Data section —
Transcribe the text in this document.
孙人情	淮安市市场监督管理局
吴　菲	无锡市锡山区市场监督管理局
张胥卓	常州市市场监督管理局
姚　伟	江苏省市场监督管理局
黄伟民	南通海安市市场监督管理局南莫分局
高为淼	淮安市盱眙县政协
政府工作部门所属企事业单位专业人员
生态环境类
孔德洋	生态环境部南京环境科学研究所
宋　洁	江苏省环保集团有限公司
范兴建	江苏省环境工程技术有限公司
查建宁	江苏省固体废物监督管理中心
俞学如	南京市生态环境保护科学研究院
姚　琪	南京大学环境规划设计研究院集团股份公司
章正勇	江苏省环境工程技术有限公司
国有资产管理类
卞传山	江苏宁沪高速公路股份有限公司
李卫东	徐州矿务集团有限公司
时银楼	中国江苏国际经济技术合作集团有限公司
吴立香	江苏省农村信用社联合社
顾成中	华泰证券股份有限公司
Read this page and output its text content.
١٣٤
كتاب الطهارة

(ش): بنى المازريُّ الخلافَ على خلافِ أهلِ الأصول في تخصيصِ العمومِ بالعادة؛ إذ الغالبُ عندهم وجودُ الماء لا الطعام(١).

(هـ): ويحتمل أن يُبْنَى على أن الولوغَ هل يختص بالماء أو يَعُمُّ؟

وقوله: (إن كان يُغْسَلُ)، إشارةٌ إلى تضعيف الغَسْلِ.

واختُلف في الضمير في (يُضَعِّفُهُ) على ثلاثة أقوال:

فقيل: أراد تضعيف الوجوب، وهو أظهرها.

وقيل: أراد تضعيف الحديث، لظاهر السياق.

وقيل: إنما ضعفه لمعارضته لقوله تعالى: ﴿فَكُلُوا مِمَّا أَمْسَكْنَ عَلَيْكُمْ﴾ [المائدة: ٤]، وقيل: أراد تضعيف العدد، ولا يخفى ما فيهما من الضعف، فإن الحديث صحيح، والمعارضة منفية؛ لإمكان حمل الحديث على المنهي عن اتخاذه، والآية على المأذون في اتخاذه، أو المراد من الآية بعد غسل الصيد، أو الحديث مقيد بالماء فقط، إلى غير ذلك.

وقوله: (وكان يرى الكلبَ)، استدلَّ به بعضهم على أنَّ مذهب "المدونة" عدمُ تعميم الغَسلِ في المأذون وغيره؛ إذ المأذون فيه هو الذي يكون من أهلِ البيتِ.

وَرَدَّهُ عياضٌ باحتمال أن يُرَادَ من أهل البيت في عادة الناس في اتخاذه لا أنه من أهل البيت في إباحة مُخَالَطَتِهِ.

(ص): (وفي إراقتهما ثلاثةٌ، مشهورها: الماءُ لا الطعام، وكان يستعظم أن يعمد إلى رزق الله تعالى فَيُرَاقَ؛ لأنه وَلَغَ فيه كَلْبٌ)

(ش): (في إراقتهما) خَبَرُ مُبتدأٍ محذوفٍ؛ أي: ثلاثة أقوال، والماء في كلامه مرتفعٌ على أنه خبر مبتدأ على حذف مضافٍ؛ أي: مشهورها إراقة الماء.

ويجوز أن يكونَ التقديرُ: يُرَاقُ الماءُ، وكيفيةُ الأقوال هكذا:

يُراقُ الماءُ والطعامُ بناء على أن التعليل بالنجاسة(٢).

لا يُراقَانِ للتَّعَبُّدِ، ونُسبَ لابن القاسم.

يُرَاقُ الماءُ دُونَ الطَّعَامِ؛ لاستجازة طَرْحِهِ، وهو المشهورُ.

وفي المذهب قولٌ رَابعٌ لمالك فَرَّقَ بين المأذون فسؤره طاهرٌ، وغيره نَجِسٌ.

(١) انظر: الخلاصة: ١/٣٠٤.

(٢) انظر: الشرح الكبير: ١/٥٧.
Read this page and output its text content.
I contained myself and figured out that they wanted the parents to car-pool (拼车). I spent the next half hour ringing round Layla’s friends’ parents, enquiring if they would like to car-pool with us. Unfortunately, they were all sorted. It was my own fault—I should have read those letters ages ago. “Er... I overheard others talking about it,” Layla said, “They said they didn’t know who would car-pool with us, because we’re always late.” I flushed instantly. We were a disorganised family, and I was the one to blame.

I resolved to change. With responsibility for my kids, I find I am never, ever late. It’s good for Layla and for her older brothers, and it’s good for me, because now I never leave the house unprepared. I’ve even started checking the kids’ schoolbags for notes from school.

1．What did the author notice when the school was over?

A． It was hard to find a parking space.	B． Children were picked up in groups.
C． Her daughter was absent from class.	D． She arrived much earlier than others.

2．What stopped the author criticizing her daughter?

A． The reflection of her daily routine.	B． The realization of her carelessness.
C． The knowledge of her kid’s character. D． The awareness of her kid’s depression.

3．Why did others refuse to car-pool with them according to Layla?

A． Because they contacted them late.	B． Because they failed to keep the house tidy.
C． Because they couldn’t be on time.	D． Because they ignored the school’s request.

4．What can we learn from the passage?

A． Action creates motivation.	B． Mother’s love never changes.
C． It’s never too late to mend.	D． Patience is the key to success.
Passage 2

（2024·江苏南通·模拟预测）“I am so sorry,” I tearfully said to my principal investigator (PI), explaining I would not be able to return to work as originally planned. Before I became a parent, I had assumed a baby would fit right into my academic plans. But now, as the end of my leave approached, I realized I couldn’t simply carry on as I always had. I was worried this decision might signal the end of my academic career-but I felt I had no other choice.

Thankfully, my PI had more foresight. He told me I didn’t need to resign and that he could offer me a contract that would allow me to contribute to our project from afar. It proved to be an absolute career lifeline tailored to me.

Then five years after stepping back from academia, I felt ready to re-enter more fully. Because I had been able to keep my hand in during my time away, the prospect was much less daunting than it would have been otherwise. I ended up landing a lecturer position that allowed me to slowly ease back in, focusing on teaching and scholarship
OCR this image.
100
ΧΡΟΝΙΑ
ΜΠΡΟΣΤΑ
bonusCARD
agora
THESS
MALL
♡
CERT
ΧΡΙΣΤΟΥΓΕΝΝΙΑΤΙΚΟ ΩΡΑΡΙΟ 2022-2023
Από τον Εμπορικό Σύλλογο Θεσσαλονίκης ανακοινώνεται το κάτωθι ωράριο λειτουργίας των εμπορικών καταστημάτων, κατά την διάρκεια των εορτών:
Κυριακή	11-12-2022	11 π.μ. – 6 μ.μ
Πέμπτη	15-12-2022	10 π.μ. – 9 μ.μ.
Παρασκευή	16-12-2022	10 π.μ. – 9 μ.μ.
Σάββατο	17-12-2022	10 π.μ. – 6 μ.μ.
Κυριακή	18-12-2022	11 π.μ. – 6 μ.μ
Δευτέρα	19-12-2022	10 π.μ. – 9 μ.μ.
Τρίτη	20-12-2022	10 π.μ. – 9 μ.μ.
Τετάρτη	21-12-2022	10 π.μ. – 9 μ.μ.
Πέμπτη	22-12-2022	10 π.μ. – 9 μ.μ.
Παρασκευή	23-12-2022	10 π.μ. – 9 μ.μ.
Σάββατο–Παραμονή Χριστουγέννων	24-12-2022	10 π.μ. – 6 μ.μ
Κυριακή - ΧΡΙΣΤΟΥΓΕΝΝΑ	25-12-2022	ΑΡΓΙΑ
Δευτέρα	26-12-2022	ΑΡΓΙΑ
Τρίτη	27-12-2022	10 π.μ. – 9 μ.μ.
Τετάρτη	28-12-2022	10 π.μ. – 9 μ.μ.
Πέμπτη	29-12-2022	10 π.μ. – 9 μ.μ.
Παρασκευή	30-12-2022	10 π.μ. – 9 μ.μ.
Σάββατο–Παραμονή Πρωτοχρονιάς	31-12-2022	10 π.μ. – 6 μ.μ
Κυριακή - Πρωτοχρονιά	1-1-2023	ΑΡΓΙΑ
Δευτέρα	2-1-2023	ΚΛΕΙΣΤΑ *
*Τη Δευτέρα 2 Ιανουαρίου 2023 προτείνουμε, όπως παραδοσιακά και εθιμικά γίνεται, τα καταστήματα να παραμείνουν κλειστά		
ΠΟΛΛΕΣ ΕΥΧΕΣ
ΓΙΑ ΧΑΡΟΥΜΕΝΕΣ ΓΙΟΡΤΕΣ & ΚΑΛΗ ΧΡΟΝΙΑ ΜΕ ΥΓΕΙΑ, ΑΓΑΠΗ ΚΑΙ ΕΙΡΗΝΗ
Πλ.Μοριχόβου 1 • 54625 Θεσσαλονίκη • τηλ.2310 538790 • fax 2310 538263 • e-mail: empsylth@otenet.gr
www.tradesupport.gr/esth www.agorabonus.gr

Work instructions — Give only the number of lines that include the word "ΧΡΟΝΙΑ".

Output for this task — 2